** Start of DATA SUPPLIED **

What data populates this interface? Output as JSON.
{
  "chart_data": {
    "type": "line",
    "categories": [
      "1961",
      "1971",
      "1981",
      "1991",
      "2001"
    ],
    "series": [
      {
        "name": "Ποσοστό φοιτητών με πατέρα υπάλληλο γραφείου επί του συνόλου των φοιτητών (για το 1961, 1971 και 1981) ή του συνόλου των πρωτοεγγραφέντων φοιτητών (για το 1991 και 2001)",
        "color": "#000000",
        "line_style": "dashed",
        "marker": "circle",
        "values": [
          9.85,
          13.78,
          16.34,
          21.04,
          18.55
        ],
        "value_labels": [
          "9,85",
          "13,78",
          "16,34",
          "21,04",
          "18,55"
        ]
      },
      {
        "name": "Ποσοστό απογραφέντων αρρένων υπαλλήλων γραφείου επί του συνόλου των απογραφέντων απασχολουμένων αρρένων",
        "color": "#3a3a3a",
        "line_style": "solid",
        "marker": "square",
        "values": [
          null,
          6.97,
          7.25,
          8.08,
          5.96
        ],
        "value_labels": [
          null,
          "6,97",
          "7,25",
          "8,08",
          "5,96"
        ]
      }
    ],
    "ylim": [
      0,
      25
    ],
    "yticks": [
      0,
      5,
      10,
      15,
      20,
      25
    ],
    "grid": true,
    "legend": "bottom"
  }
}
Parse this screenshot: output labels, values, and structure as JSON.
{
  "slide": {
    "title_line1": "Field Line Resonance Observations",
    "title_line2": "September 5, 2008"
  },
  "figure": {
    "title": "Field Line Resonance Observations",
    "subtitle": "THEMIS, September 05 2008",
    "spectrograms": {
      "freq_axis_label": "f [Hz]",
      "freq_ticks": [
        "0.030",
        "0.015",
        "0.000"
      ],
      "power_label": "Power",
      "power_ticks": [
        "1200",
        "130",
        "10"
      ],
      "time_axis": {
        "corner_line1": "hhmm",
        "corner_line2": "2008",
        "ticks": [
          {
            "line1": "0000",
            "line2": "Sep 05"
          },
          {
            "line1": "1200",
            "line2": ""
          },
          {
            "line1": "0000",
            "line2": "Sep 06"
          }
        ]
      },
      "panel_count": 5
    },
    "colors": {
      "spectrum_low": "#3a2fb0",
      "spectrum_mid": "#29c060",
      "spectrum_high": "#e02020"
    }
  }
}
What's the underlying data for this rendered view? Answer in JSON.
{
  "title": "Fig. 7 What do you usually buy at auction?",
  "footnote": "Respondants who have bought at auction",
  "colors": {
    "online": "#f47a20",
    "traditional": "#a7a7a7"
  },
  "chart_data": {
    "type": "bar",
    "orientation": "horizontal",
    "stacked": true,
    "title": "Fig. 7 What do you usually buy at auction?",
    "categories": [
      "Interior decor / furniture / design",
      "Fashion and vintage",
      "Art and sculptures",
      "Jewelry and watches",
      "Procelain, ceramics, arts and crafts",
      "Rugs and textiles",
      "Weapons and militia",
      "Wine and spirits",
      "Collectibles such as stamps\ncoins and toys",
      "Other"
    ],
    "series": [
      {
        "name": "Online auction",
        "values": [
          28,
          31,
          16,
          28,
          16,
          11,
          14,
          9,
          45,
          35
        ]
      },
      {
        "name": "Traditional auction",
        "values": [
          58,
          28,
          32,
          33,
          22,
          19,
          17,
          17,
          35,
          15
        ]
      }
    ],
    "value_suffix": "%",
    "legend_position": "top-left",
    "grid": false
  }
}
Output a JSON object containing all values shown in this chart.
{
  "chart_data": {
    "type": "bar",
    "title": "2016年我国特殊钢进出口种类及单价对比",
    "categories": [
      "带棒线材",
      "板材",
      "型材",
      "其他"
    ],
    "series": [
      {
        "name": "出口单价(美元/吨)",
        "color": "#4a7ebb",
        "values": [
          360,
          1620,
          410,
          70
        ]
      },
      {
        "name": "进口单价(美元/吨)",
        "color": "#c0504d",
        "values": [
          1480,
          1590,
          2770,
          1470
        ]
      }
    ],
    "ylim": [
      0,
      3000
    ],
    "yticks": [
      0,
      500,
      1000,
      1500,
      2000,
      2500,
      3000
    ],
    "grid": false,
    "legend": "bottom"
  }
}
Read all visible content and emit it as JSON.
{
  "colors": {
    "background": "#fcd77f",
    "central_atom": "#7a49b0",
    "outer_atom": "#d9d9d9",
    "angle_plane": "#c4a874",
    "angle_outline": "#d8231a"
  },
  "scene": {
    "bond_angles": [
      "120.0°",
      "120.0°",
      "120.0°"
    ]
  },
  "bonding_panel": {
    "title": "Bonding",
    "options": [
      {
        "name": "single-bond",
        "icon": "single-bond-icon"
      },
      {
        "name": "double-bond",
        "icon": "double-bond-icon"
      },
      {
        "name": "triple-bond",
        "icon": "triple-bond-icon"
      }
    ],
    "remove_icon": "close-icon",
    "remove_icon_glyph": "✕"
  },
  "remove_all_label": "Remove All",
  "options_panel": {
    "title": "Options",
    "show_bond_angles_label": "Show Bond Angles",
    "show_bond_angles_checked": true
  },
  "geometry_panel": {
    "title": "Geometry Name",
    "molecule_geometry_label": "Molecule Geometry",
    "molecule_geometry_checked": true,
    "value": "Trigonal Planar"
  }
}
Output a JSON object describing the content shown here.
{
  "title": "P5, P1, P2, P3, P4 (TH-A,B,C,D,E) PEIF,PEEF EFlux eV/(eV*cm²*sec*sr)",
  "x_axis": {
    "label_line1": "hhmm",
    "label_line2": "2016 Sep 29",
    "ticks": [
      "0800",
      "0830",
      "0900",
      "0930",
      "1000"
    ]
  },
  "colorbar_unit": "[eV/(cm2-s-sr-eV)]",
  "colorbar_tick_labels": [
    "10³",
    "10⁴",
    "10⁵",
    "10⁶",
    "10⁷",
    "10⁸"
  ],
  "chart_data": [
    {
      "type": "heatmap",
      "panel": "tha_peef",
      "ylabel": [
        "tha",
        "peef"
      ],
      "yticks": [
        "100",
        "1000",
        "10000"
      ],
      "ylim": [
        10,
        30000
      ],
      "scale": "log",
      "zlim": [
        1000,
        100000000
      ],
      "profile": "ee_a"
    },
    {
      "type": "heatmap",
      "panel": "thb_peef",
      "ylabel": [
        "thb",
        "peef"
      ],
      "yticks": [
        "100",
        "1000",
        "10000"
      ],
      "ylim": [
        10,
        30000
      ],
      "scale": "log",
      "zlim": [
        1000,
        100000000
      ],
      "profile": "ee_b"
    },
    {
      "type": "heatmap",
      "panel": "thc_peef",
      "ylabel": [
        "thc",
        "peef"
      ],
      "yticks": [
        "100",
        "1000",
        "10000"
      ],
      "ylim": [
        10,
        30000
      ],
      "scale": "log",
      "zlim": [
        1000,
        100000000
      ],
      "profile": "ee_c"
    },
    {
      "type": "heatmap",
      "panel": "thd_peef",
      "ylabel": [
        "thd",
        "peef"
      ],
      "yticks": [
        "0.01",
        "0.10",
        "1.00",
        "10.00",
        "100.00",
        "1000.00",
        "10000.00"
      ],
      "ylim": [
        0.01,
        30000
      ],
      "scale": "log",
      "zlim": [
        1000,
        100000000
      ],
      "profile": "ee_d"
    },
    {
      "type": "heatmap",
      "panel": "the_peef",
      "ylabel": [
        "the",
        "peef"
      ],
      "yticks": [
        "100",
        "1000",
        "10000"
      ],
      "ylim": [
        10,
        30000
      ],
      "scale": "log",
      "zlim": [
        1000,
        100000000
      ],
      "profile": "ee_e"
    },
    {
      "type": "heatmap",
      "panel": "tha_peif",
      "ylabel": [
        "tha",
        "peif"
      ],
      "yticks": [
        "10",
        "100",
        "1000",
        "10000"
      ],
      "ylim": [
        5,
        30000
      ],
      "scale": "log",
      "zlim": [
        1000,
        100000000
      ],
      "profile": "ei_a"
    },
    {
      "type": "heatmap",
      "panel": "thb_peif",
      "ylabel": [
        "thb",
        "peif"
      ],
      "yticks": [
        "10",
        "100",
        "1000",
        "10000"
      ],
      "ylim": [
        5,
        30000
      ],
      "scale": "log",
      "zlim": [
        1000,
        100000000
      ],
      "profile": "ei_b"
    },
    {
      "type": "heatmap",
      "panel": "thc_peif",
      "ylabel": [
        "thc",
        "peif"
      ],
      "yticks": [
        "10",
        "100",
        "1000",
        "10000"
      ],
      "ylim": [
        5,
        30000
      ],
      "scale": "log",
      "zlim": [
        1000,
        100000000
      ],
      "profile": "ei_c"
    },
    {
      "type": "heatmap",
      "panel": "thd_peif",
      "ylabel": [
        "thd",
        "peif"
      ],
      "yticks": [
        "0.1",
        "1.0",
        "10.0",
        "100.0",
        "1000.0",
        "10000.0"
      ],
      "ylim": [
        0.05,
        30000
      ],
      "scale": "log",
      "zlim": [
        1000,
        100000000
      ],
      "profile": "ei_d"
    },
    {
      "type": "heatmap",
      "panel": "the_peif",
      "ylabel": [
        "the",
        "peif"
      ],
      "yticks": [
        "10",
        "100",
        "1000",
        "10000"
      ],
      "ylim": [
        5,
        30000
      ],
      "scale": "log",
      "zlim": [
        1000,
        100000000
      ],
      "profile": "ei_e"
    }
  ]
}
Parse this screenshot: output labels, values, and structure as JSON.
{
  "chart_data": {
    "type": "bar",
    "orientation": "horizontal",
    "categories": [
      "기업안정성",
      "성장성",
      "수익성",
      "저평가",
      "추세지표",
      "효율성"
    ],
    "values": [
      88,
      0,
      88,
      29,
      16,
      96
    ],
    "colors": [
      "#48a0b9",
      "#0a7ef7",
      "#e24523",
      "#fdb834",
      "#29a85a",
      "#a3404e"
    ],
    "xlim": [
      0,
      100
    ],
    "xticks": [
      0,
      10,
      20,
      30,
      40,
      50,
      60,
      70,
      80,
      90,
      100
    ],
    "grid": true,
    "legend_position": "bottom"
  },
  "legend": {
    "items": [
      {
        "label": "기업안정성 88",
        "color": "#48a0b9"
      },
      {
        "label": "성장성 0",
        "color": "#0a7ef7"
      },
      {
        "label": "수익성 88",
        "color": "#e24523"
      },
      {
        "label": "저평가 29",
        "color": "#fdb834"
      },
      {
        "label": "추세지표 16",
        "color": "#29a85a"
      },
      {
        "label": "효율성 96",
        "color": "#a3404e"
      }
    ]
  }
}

** End of DATA SUPPLIED **

--- GIVEN REQUEST ---
Find the lines of the material that hold the word "triple" and report their count alone.

--- RESULT FOR THIS EXERCISE ---
2